§ Job
Below are entries. Pull out all lines containing "time".
--- BEGIN Recorded data ---
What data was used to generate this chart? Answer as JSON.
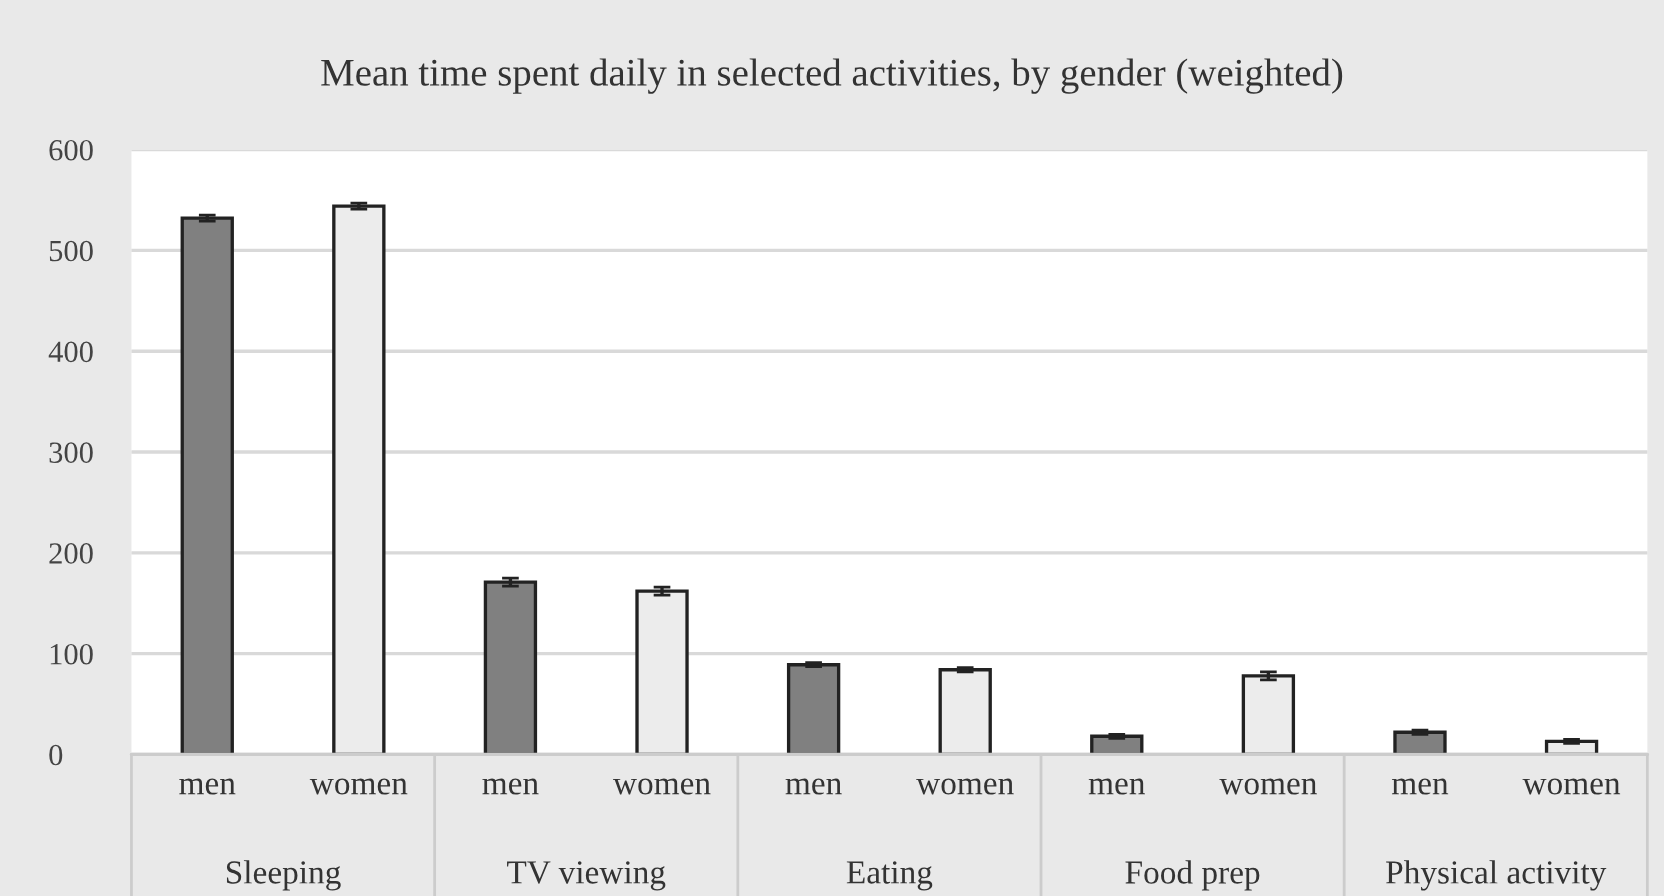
{
  "chart_data": {
    "type": "bar",
    "title": "Mean time spent daily in selected activities, by gender (weighted)",
    "categories": [
      "Sleeping",
      "TV viewing",
      "Eating",
      "Food prep",
      "Physical activity"
    ],
    "series": [
      {
        "name": "men",
        "color": "#808080",
        "values": [
          532,
          171,
          89,
          18,
          22
        ],
        "errors": [
          3,
          4,
          2,
          2,
          2
        ]
      },
      {
        "name": "women",
        "color": "#ececec",
        "values": [
          544,
          162,
          84,
          78,
          13
        ],
        "errors": [
          3,
          4,
          2,
          4,
          2
        ]
      }
    ],
    "ylim": [
      0,
      600
    ],
    "yticks": [
      0,
      100,
      200,
      300,
      400,
      500,
      600
    ],
    "grid": "y",
    "legend": false
  }
}
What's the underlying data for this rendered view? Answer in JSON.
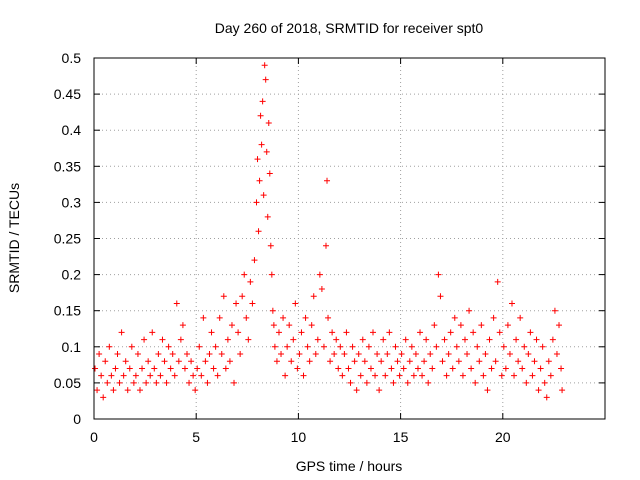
{
  "chart_data": {
    "type": "scatter",
    "title": "Day 260 of 2018, SRMTID for receiver spt0",
    "xlabel": "GPS time / hours",
    "ylabel": "SRMTID / TECUs",
    "xlim": [
      0,
      25
    ],
    "ylim": [
      0,
      0.5
    ],
    "xticks": [
      0,
      5,
      10,
      15,
      20
    ],
    "yticks": [
      0,
      0.05,
      0.1,
      0.15,
      0.2,
      0.25,
      0.3,
      0.35,
      0.4,
      0.45,
      0.5
    ],
    "xtick_labels": [
      "0",
      "5",
      "10",
      "15",
      "20"
    ],
    "ytick_labels": [
      "0",
      "0.05",
      "0.1",
      "0.15",
      "0.2",
      "0.25",
      "0.3",
      "0.35",
      "0.4",
      "0.45",
      "0.5"
    ],
    "grid": true,
    "marker": "+",
    "color": "#ff0000",
    "series": [
      {
        "name": "SRMTID",
        "points": [
          [
            0.05,
            0.07
          ],
          [
            0.15,
            0.04
          ],
          [
            0.25,
            0.09
          ],
          [
            0.35,
            0.06
          ],
          [
            0.45,
            0.03
          ],
          [
            0.55,
            0.08
          ],
          [
            0.65,
            0.05
          ],
          [
            0.75,
            0.1
          ],
          [
            0.85,
            0.06
          ],
          [
            0.95,
            0.04
          ],
          [
            1.05,
            0.07
          ],
          [
            1.15,
            0.09
          ],
          [
            1.25,
            0.05
          ],
          [
            1.35,
            0.12
          ],
          [
            1.45,
            0.06
          ],
          [
            1.55,
            0.08
          ],
          [
            1.65,
            0.04
          ],
          [
            1.75,
            0.07
          ],
          [
            1.85,
            0.1
          ],
          [
            1.95,
            0.05
          ],
          [
            2.05,
            0.06
          ],
          [
            2.15,
            0.09
          ],
          [
            2.25,
            0.04
          ],
          [
            2.35,
            0.07
          ],
          [
            2.45,
            0.11
          ],
          [
            2.55,
            0.05
          ],
          [
            2.65,
            0.08
          ],
          [
            2.75,
            0.06
          ],
          [
            2.85,
            0.12
          ],
          [
            2.95,
            0.07
          ],
          [
            3.05,
            0.05
          ],
          [
            3.15,
            0.09
          ],
          [
            3.25,
            0.06
          ],
          [
            3.35,
            0.11
          ],
          [
            3.45,
            0.08
          ],
          [
            3.55,
            0.05
          ],
          [
            3.65,
            0.1
          ],
          [
            3.75,
            0.07
          ],
          [
            3.85,
            0.09
          ],
          [
            3.95,
            0.06
          ],
          [
            4.05,
            0.16
          ],
          [
            4.15,
            0.08
          ],
          [
            4.25,
            0.11
          ],
          [
            4.35,
            0.13
          ],
          [
            4.45,
            0.07
          ],
          [
            4.55,
            0.09
          ],
          [
            4.65,
            0.05
          ],
          [
            4.75,
            0.08
          ],
          [
            4.85,
            0.06
          ],
          [
            4.95,
            0.04
          ],
          [
            5.05,
            0.07
          ],
          [
            5.15,
            0.1
          ],
          [
            5.25,
            0.06
          ],
          [
            5.35,
            0.14
          ],
          [
            5.45,
            0.08
          ],
          [
            5.55,
            0.05
          ],
          [
            5.65,
            0.09
          ],
          [
            5.75,
            0.12
          ],
          [
            5.85,
            0.07
          ],
          [
            5.95,
            0.1
          ],
          [
            6.05,
            0.06
          ],
          [
            6.15,
            0.14
          ],
          [
            6.25,
            0.09
          ],
          [
            6.35,
            0.17
          ],
          [
            6.45,
            0.07
          ],
          [
            6.55,
            0.11
          ],
          [
            6.65,
            0.08
          ],
          [
            6.75,
            0.13
          ],
          [
            6.85,
            0.05
          ],
          [
            6.95,
            0.16
          ],
          [
            7.05,
            0.12
          ],
          [
            7.15,
            0.09
          ],
          [
            7.25,
            0.17
          ],
          [
            7.35,
            0.2
          ],
          [
            7.45,
            0.14
          ],
          [
            7.55,
            0.11
          ],
          [
            7.65,
            0.19
          ],
          [
            7.75,
            0.16
          ],
          [
            7.85,
            0.22
          ],
          [
            7.95,
            0.3
          ],
          [
            8.0,
            0.36
          ],
          [
            8.05,
            0.26
          ],
          [
            8.1,
            0.33
          ],
          [
            8.15,
            0.42
          ],
          [
            8.2,
            0.38
          ],
          [
            8.25,
            0.44
          ],
          [
            8.3,
            0.31
          ],
          [
            8.35,
            0.49
          ],
          [
            8.4,
            0.47
          ],
          [
            8.45,
            0.37
          ],
          [
            8.5,
            0.28
          ],
          [
            8.55,
            0.41
          ],
          [
            8.6,
            0.34
          ],
          [
            8.65,
            0.24
          ],
          [
            8.7,
            0.2
          ],
          [
            8.75,
            0.15
          ],
          [
            8.8,
            0.13
          ],
          [
            8.85,
            0.1
          ],
          [
            8.95,
            0.08
          ],
          [
            9.05,
            0.12
          ],
          [
            9.15,
            0.09
          ],
          [
            9.25,
            0.14
          ],
          [
            9.35,
            0.06
          ],
          [
            9.45,
            0.1
          ],
          [
            9.55,
            0.13
          ],
          [
            9.65,
            0.08
          ],
          [
            9.75,
            0.11
          ],
          [
            9.85,
            0.16
          ],
          [
            9.95,
            0.07
          ],
          [
            10.05,
            0.09
          ],
          [
            10.15,
            0.12
          ],
          [
            10.25,
            0.06
          ],
          [
            10.35,
            0.14
          ],
          [
            10.45,
            0.1
          ],
          [
            10.55,
            0.08
          ],
          [
            10.65,
            0.13
          ],
          [
            10.75,
            0.17
          ],
          [
            10.85,
            0.09
          ],
          [
            10.95,
            0.11
          ],
          [
            11.05,
            0.2
          ],
          [
            11.15,
            0.18
          ],
          [
            11.25,
            0.1
          ],
          [
            11.35,
            0.24
          ],
          [
            11.4,
            0.33
          ],
          [
            11.45,
            0.14
          ],
          [
            11.55,
            0.08
          ],
          [
            11.65,
            0.12
          ],
          [
            11.75,
            0.09
          ],
          [
            11.85,
            0.11
          ],
          [
            11.95,
            0.07
          ],
          [
            12.05,
            0.1
          ],
          [
            12.15,
            0.06
          ],
          [
            12.25,
            0.09
          ],
          [
            12.35,
            0.12
          ],
          [
            12.45,
            0.07
          ],
          [
            12.55,
            0.05
          ],
          [
            12.65,
            0.1
          ],
          [
            12.75,
            0.08
          ],
          [
            12.85,
            0.04
          ],
          [
            12.95,
            0.09
          ],
          [
            13.05,
            0.06
          ],
          [
            13.15,
            0.11
          ],
          [
            13.25,
            0.08
          ],
          [
            13.35,
            0.05
          ],
          [
            13.45,
            0.1
          ],
          [
            13.55,
            0.07
          ],
          [
            13.65,
            0.12
          ],
          [
            13.75,
            0.06
          ],
          [
            13.85,
            0.09
          ],
          [
            13.95,
            0.04
          ],
          [
            14.05,
            0.08
          ],
          [
            14.15,
            0.11
          ],
          [
            14.25,
            0.06
          ],
          [
            14.35,
            0.09
          ],
          [
            14.45,
            0.12
          ],
          [
            14.55,
            0.07
          ],
          [
            14.65,
            0.05
          ],
          [
            14.75,
            0.1
          ],
          [
            14.85,
            0.08
          ],
          [
            14.95,
            0.06
          ],
          [
            15.05,
            0.09
          ],
          [
            15.15,
            0.07
          ],
          [
            15.25,
            0.11
          ],
          [
            15.35,
            0.05
          ],
          [
            15.45,
            0.08
          ],
          [
            15.55,
            0.1
          ],
          [
            15.65,
            0.06
          ],
          [
            15.75,
            0.09
          ],
          [
            15.85,
            0.07
          ],
          [
            15.95,
            0.12
          ],
          [
            16.05,
            0.06
          ],
          [
            16.15,
            0.08
          ],
          [
            16.25,
            0.11
          ],
          [
            16.35,
            0.05
          ],
          [
            16.45,
            0.09
          ],
          [
            16.55,
            0.07
          ],
          [
            16.65,
            0.13
          ],
          [
            16.75,
            0.1
          ],
          [
            16.85,
            0.2
          ],
          [
            16.95,
            0.17
          ],
          [
            17.05,
            0.08
          ],
          [
            17.15,
            0.11
          ],
          [
            17.25,
            0.06
          ],
          [
            17.35,
            0.09
          ],
          [
            17.45,
            0.12
          ],
          [
            17.55,
            0.07
          ],
          [
            17.65,
            0.14
          ],
          [
            17.75,
            0.1
          ],
          [
            17.85,
            0.08
          ],
          [
            17.95,
            0.13
          ],
          [
            18.05,
            0.06
          ],
          [
            18.15,
            0.11
          ],
          [
            18.25,
            0.09
          ],
          [
            18.35,
            0.15
          ],
          [
            18.45,
            0.07
          ],
          [
            18.55,
            0.12
          ],
          [
            18.65,
            0.05
          ],
          [
            18.75,
            0.1
          ],
          [
            18.85,
            0.08
          ],
          [
            18.95,
            0.13
          ],
          [
            19.05,
            0.06
          ],
          [
            19.15,
            0.09
          ],
          [
            19.25,
            0.04
          ],
          [
            19.35,
            0.11
          ],
          [
            19.45,
            0.07
          ],
          [
            19.55,
            0.14
          ],
          [
            19.65,
            0.08
          ],
          [
            19.75,
            0.19
          ],
          [
            19.85,
            0.12
          ],
          [
            19.95,
            0.06
          ],
          [
            20.05,
            0.1
          ],
          [
            20.15,
            0.07
          ],
          [
            20.25,
            0.13
          ],
          [
            20.35,
            0.09
          ],
          [
            20.45,
            0.16
          ],
          [
            20.55,
            0.06
          ],
          [
            20.65,
            0.11
          ],
          [
            20.75,
            0.08
          ],
          [
            20.85,
            0.14
          ],
          [
            20.95,
            0.07
          ],
          [
            21.05,
            0.1
          ],
          [
            21.15,
            0.05
          ],
          [
            21.25,
            0.09
          ],
          [
            21.35,
            0.12
          ],
          [
            21.45,
            0.06
          ],
          [
            21.55,
            0.08
          ],
          [
            21.65,
            0.11
          ],
          [
            21.75,
            0.04
          ],
          [
            21.85,
            0.07
          ],
          [
            21.95,
            0.1
          ],
          [
            22.05,
            0.05
          ],
          [
            22.15,
            0.03
          ],
          [
            22.25,
            0.08
          ],
          [
            22.35,
            0.06
          ],
          [
            22.45,
            0.11
          ],
          [
            22.55,
            0.15
          ],
          [
            22.65,
            0.09
          ],
          [
            22.75,
            0.13
          ],
          [
            22.85,
            0.07
          ],
          [
            22.9,
            0.04
          ]
        ]
      }
    ]
  }
}
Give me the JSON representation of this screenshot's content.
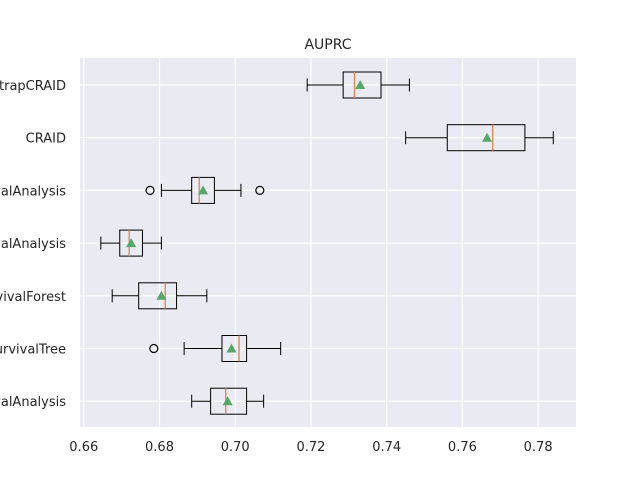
{
  "chart_data": {
    "type": "boxplot",
    "title": "AUPRC",
    "xlabel": "",
    "ylabel": "",
    "xlim": [
      0.659,
      0.79
    ],
    "x_ticks": [
      "0.66",
      "0.68",
      "0.70",
      "0.72",
      "0.74",
      "0.76",
      "0.78"
    ],
    "x_tick_values": [
      0.66,
      0.68,
      0.7,
      0.72,
      0.74,
      0.76,
      0.78
    ],
    "grid": true,
    "colors": {
      "background": "#eaeaf2",
      "grid": "#ffffff",
      "box": "#000000",
      "median": "#dd8452",
      "mean": "#55a868"
    },
    "categories": [
      "BootstrapCRAID",
      "CRAID",
      "RandomSurvivalAnalysis",
      "CoxSurvivalAnalysis",
      "RandomSurvivalForest",
      "SurvivalTree",
      "DeepSurvivalAnalysis"
    ],
    "boxes": [
      {
        "whisker_low": 0.719,
        "q1": 0.7285,
        "median": 0.7315,
        "mean": 0.733,
        "q3": 0.7385,
        "whisker_high": 0.746,
        "outliers": []
      },
      {
        "whisker_low": 0.745,
        "q1": 0.756,
        "median": 0.768,
        "mean": 0.7665,
        "q3": 0.7765,
        "whisker_high": 0.784,
        "outliers": []
      },
      {
        "whisker_low": 0.6805,
        "q1": 0.6885,
        "median": 0.6905,
        "mean": 0.6915,
        "q3": 0.6945,
        "whisker_high": 0.7015,
        "outliers": [
          0.6775,
          0.7065
        ]
      },
      {
        "whisker_low": 0.6645,
        "q1": 0.6695,
        "median": 0.672,
        "mean": 0.6725,
        "q3": 0.6755,
        "whisker_high": 0.6805,
        "outliers": []
      },
      {
        "whisker_low": 0.6675,
        "q1": 0.6745,
        "median": 0.6815,
        "mean": 0.6805,
        "q3": 0.6845,
        "whisker_high": 0.6925,
        "outliers": []
      },
      {
        "whisker_low": 0.6865,
        "q1": 0.6965,
        "median": 0.701,
        "mean": 0.699,
        "q3": 0.703,
        "whisker_high": 0.712,
        "outliers": [
          0.6785
        ]
      },
      {
        "whisker_low": 0.6885,
        "q1": 0.6935,
        "median": 0.6975,
        "mean": 0.698,
        "q3": 0.703,
        "whisker_high": 0.7075,
        "outliers": []
      }
    ]
  }
}
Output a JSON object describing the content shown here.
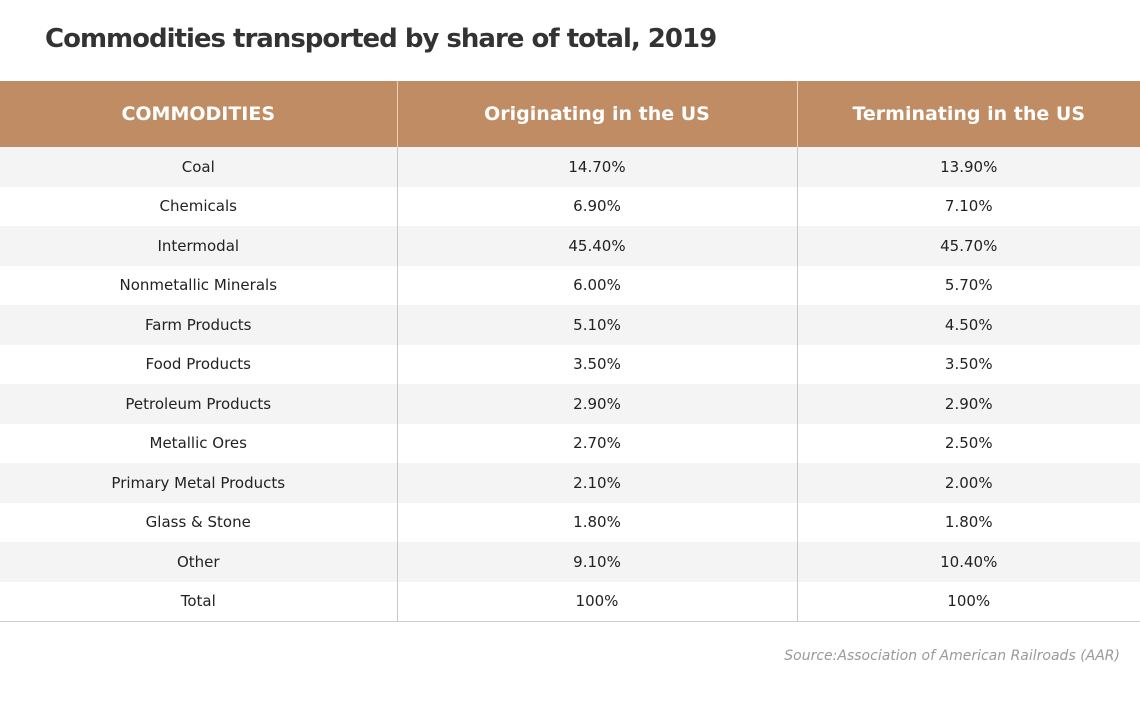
{
  "chart_data": {
    "type": "table",
    "title": "Commodities transported by share of total, 2019",
    "columns": [
      "COMMODITIES",
      "Originating in the US",
      "Terminating in the US"
    ],
    "rows": [
      {
        "commodity": "Coal",
        "originating": "14.70%",
        "terminating": "13.90%"
      },
      {
        "commodity": "Chemicals",
        "originating": "6.90%",
        "terminating": "7.10%"
      },
      {
        "commodity": "Intermodal",
        "originating": "45.40%",
        "terminating": "45.70%"
      },
      {
        "commodity": "Nonmetallic Minerals",
        "originating": "6.00%",
        "terminating": "5.70%"
      },
      {
        "commodity": "Farm Products",
        "originating": "5.10%",
        "terminating": "4.50%"
      },
      {
        "commodity": "Food Products",
        "originating": "3.50%",
        "terminating": "3.50%"
      },
      {
        "commodity": "Petroleum Products",
        "originating": "2.90%",
        "terminating": "2.90%"
      },
      {
        "commodity": "Metallic Ores",
        "originating": "2.70%",
        "terminating": "2.50%"
      },
      {
        "commodity": "Primary Metal Products",
        "originating": "2.10%",
        "terminating": "2.00%"
      },
      {
        "commodity": "Glass & Stone",
        "originating": "1.80%",
        "terminating": "1.80%"
      },
      {
        "commodity": "Other",
        "originating": "9.10%",
        "terminating": "10.40%"
      },
      {
        "commodity": "Total",
        "originating": "100%",
        "terminating": "100%"
      }
    ],
    "source": "Source:Association of American Railroads (AAR)"
  },
  "colors": {
    "header_background": "#bf8c63",
    "header_text": "#ffffff",
    "row_stripe": "#f4f4f4"
  }
}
--- END Recorded data ---
§ Expected answer
    "title": "Mean time spent daily in selected activities, by gender (weighted)",
    "xlabel": "GPS time / hours",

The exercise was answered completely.